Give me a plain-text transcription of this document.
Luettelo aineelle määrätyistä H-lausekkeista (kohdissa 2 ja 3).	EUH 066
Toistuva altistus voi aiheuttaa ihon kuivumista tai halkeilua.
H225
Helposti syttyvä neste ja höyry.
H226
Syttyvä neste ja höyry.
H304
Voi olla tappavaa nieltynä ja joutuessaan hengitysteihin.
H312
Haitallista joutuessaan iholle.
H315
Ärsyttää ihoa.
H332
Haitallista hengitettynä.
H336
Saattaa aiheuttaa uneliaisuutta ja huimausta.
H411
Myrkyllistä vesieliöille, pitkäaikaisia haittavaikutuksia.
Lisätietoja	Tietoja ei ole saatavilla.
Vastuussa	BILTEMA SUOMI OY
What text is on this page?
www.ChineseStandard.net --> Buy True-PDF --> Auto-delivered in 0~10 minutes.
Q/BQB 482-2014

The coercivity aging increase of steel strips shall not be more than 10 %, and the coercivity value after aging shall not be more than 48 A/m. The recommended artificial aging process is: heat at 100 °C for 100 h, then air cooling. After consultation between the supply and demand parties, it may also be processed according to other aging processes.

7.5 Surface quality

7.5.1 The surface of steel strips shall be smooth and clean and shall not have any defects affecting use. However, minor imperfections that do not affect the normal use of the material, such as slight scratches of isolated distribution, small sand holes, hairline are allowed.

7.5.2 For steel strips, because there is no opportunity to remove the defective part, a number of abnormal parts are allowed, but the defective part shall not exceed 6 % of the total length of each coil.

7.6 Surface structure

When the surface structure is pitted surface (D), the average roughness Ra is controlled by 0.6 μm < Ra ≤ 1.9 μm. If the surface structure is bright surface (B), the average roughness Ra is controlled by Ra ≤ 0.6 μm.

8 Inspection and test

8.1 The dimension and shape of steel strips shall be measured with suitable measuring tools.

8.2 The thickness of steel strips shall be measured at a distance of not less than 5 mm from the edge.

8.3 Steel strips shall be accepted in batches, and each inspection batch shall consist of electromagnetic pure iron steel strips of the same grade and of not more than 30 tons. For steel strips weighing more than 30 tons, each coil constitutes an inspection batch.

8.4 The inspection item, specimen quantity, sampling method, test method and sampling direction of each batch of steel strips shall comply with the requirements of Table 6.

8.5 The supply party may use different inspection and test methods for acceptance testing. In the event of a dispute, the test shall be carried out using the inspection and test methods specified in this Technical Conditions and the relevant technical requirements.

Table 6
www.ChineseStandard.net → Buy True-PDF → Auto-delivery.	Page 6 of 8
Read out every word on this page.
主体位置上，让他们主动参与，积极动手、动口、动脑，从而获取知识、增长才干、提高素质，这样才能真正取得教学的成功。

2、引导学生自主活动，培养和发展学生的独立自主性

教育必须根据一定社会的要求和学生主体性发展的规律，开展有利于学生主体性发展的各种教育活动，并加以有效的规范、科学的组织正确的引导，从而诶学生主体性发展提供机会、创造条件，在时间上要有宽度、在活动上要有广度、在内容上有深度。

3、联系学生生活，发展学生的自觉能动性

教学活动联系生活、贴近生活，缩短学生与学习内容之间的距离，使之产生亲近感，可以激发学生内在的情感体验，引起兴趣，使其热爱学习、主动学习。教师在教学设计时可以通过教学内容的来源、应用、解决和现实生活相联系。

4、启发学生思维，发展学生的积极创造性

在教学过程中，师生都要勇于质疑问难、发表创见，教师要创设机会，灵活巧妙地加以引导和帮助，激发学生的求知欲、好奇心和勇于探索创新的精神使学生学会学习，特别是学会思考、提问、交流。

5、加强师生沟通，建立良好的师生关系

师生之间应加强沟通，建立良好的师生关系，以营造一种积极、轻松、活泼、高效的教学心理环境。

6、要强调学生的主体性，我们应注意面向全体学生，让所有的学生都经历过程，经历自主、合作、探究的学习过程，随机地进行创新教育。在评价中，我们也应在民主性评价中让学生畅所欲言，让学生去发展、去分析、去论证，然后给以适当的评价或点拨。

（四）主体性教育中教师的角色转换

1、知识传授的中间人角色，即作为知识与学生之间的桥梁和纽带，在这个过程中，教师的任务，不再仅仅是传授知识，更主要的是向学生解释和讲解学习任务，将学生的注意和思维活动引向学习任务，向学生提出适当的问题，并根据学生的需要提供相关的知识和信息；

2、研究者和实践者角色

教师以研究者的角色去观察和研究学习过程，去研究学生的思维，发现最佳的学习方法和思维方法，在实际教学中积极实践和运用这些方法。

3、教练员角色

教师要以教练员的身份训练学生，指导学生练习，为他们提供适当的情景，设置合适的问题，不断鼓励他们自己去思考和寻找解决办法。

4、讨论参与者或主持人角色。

» TASK REQUIREMENTS
Return the listing above in full, character for character.

» EXPECTED ANSWER
Give me a plain-text transcription of this document.
Luettelo aineelle määrätyistä H-lausekkeista (kohdissa 2 ja 3).	EUH 066
Toistuva altistus voi aiheuttaa ihon kuivumista tai halkeilua.
H225
Helposti syttyvä neste ja höyry.
H226
Syttyvä neste ja höyry.
H304
Voi olla tappavaa nieltynä ja joutuessaan hengitysteihin.
H312
Haitallista joutuessaan iholle.
H315
Ärsyttää ihoa.
H332
Haitallista hengitettynä.
H336
Saattaa aiheuttaa uneliaisuutta ja huimausta.
H411
Myrkyllistä vesieliöille, pitkäaikaisia haittavaikutuksia.
Lisätietoja	Tietoja ei ole saatavilla.
Vastuussa	BILTEMA SUOMI OY
What text is on this page?
www.ChineseStandard.net --> Buy True-PDF --> Auto-delivered in 0~10 minutes.
Q/BQB 482-2014

The coercivity aging increase of steel strips shall not be more than 10 %, and the coercivity value after aging shall not be more than 48 A/m. The recommended artificial aging process is: heat at 100 °C for 100 h, then air cooling. After consultation between the supply and demand parties, it may also be processed according to other aging processes.

7.5 Surface quality

7.5.1 The surface of steel strips shall be smooth and clean and shall not have any defects affecting use. However, minor imperfections that do not affect the normal use of the material, such as slight scratches of isolated distribution, small sand holes, hairline are allowed.

7.5.2 For steel strips, because there is no opportunity to remove the defective part, a number of abnormal parts are allowed, but the defective part shall not exceed 6 % of the total length of each coil.

7.6 Surface structure

When the surface structure is pitted surface (D), the average roughness Ra is controlled by 0.6 μm < Ra ≤ 1.9 μm. If the surface structure is bright surface (B), the average roughness Ra is controlled by Ra ≤ 0.6 μm.

8 Inspection and test

8.1 The dimension and shape of steel strips shall be measured with suitable measuring tools.

8.2 The thickness of steel strips shall be measured at a distance of not less than 5 mm from the edge.

8.3 Steel strips shall be accepted in batches, and each inspection batch shall consist of electromagnetic pure iron steel strips of the same grade and of not more than 30 tons. For steel strips weighing more than 30 tons, each coil constitutes an inspection batch.

8.4 The inspection item, specimen quantity, sampling method, test method and sampling direction of each batch of steel strips shall comply with the requirements of Table 6.

8.5 The supply party may use different inspection and test methods for acceptance testing. In the event of a dispute, the test shall be carried out using the inspection and test methods specified in this Technical Conditions and the relevant technical requirements.

Table 6
www.ChineseStandard.net → Buy True-PDF → Auto-delivery.	Page 6 of 8
Read out every word on this page.
主体位置上，让他们主动参与，积极动手、动口、动脑，从而获取知识、增长才干、提高素质，这样才能真正取得教学的成功。

2、引导学生自主活动，培养和发展学生的独立自主性

教育必须根据一定社会的要求和学生主体性发展的规律，开展有利于学生主体性发展的各种教育活动，并加以有效的规范、科学的组织正确的引导，从而诶学生主体性发展提供机会、创造条件，在时间上要有宽度、在活动上要有广度、在内容上有深度。

3、联系学生生活，发展学生的自觉能动性

教学活动联系生活、贴近生活，缩短学生与学习内容之间的距离，使之产生亲近感，可以激发学生内在的情感体验，引起兴趣，使其热爱学习、主动学习。教师在教学设计时可以通过教学内容的来源、应用、解决和现实生活相联系。

4、启发学生思维，发展学生的积极创造性

在教学过程中，师生都要勇于质疑问难、发表创见，教师要创设机会，灵活巧妙地加以引导和帮助，激发学生的求知欲、好奇心和勇于探索创新的精神使学生学会学习，特别是学会思考、提问、交流。

5、加强师生沟通，建立良好的师生关系

师生之间应加强沟通，建立良好的师生关系，以营造一种积极、轻松、活泼、高效的教学心理环境。

6、要强调学生的主体性，我们应注意面向全体学生，让所有的学生都经历过程，经历自主、合作、探究的学习过程，随机地进行创新教育。在评价中，我们也应在民主性评价中让学生畅所欲言，让学生去发展、去分析、去论证，然后给以适当的评价或点拨。

（四）主体性教育中教师的角色转换

1、知识传授的中间人角色，即作为知识与学生之间的桥梁和纽带，在这个过程中，教师的任务，不再仅仅是传授知识，更主要的是向学生解释和讲解学习任务，将学生的注意和思维活动引向学习任务，向学生提出适当的问题，并根据学生的需要提供相关的知识和信息；

2、研究者和实践者角色

教师以研究者的角色去观察和研究学习过程，去研究学生的思维，发现最佳的学习方法和思维方法，在实际教学中积极实践和运用这些方法。

3、教练员角色

教师要以教练员的身份训练学生，指导学生练习，为他们提供适当的情景，设置合适的问题，不断鼓励他们自己去思考和寻找解决办法。

4、讨论参与者或主持人角色。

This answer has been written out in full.